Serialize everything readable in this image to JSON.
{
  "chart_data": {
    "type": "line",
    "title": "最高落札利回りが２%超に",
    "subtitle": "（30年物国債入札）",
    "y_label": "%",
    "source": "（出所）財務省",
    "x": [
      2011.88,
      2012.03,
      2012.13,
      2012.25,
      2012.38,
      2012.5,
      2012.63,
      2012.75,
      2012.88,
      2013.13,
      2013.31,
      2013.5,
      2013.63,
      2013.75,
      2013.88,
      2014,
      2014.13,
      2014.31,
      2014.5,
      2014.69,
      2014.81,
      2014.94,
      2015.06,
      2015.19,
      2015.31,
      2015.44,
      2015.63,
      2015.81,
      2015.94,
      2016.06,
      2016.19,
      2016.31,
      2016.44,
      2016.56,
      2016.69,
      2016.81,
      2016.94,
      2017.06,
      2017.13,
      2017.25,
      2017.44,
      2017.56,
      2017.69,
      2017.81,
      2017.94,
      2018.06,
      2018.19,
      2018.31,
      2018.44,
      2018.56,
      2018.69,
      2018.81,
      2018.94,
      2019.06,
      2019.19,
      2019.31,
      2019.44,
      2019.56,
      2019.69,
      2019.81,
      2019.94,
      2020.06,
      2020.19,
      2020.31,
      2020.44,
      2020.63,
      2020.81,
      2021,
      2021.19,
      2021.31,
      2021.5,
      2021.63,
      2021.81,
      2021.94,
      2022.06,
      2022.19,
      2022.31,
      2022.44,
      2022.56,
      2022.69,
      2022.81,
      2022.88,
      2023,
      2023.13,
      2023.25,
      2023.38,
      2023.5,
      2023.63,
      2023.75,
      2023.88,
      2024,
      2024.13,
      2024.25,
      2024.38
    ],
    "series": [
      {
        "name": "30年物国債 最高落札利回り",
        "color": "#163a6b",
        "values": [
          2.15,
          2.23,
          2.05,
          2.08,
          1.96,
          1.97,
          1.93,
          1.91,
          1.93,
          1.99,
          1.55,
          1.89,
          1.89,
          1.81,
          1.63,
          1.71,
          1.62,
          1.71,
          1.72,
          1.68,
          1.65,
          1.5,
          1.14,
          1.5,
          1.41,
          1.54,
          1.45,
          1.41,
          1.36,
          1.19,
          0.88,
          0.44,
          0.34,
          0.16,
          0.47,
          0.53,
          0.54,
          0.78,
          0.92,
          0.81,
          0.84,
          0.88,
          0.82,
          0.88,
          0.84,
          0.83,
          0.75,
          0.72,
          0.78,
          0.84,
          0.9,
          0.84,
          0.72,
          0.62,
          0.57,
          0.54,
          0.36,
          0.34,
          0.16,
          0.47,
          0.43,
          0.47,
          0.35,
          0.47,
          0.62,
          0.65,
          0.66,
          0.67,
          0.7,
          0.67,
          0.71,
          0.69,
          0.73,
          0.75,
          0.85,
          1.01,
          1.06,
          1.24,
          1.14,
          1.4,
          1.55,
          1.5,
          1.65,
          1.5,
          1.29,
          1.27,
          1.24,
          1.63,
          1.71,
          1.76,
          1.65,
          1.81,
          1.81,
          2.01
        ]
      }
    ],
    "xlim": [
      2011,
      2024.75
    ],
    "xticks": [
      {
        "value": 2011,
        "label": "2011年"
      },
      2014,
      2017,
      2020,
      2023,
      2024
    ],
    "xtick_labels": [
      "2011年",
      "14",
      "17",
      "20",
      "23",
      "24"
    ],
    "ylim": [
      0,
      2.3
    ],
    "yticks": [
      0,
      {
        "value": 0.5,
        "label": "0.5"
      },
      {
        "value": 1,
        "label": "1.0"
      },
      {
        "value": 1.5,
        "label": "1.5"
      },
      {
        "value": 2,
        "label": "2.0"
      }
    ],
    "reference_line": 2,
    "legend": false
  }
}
---*---
Repeat each entry word for word.

Serialize everything readable in this image to JSON.
{
  "chart_data": {
    "type": "line",
    "title": "最高落札利回りが２%超に",
    "subtitle": "（30年物国債入札）",
    "y_label": "%",
    "source": "（出所）財務省",
    "x": [
      2011.88,
      2012.03,
      2012.13,
      2012.25,
      2012.38,
      2012.5,
      2012.63,
      2012.75,
      2012.88,
      2013.13,
      2013.31,
      2013.5,
      2013.63,
      2013.75,
      2013.88,
      2014,
      2014.13,
      2014.31,
      2014.5,
      2014.69,
      2014.81,
      2014.94,
      2015.06,
      2015.19,
      2015.31,
      2015.44,
      2015.63,
      2015.81,
      2015.94,
      2016.06,
      2016.19,
      2016.31,
      2016.44,
      2016.56,
      2016.69,
      2016.81,
      2016.94,
      2017.06,
      2017.13,
      2017.25,
      2017.44,
      2017.56,
      2017.69,
      2017.81,
      2017.94,
      2018.06,
      2018.19,
      2018.31,
      2018.44,
      2018.56,
      2018.69,
      2018.81,
      2018.94,
      2019.06,
      2019.19,
      2019.31,
      2019.44,
      2019.56,
      2019.69,
      2019.81,
      2019.94,
      2020.06,
      2020.19,
      2020.31,
      2020.44,
      2020.63,
      2020.81,
      2021,
      2021.19,
      2021.31,
      2021.5,
      2021.63,
      2021.81,
      2021.94,
      2022.06,
      2022.19,
      2022.31,
      2022.44,
      2022.56,
      2022.69,
      2022.81,
      2022.88,
      2023,
      2023.13,
      2023.25,
      2023.38,
      2023.5,
      2023.63,
      2023.75,
      2023.88,
      2024,
      2024.13,
      2024.25,
      2024.38
    ],
    "series": [
      {
        "name": "30年物国債 最高落札利回り",
        "color": "#163a6b",
        "values": [
          2.15,
          2.23,
          2.05,
          2.08,
          1.96,
          1.97,
          1.93,
          1.91,
          1.93,
          1.99,
          1.55,
          1.89,
          1.89,
          1.81,
          1.63,
          1.71,
          1.62,
          1.71,
          1.72,
          1.68,
          1.65,
          1.5,
          1.14,
          1.5,
          1.41,
          1.54,
          1.45,
          1.41,
          1.36,
          1.19,
          0.88,
          0.44,
          0.34,
          0.16,
          0.47,
          0.53,
          0.54,
          0.78,
          0.92,
          0.81,
          0.84,
          0.88,
          0.82,
          0.88,
          0.84,
          0.83,
          0.75,
          0.72,
          0.78,
          0.84,
          0.9,
          0.84,
          0.72,
          0.62,
          0.57,
          0.54,
          0.36,
          0.34,
          0.16,
          0.47,
          0.43,
          0.47,
          0.35,
          0.47,
          0.62,
          0.65,
          0.66,
          0.67,
          0.7,
          0.67,
          0.71,
          0.69,
          0.73,
          0.75,
          0.85,
          1.01,
          1.06,
          1.24,
          1.14,
          1.4,
          1.55,
          1.5,
          1.65,
          1.5,
          1.29,
          1.27,
          1.24,
          1.63,
          1.71,
          1.76,
          1.65,
          1.81,
          1.81,
          2.01
        ]
      }
    ],
    "xlim": [
      2011,
      2024.75
    ],
    "xticks": [
      {
        "value": 2011,
        "label": "2011年"
      },
      2014,
      2017,
      2020,
      2023,
      2024
    ],
    "xtick_labels": [
      "2011年",
      "14",
      "17",
      "20",
      "23",
      "24"
    ],
    "ylim": [
      0,
      2.3
    ],
    "yticks": [
      0,
      {
        "value": 0.5,
        "label": "0.5"
      },
      {
        "value": 1,
        "label": "1.0"
      },
      {
        "value": 1.5,
        "label": "1.5"
      },
      {
        "value": 2,
        "label": "2.0"
      }
    ],
    "reference_line": 2,
    "legend": false
  }
}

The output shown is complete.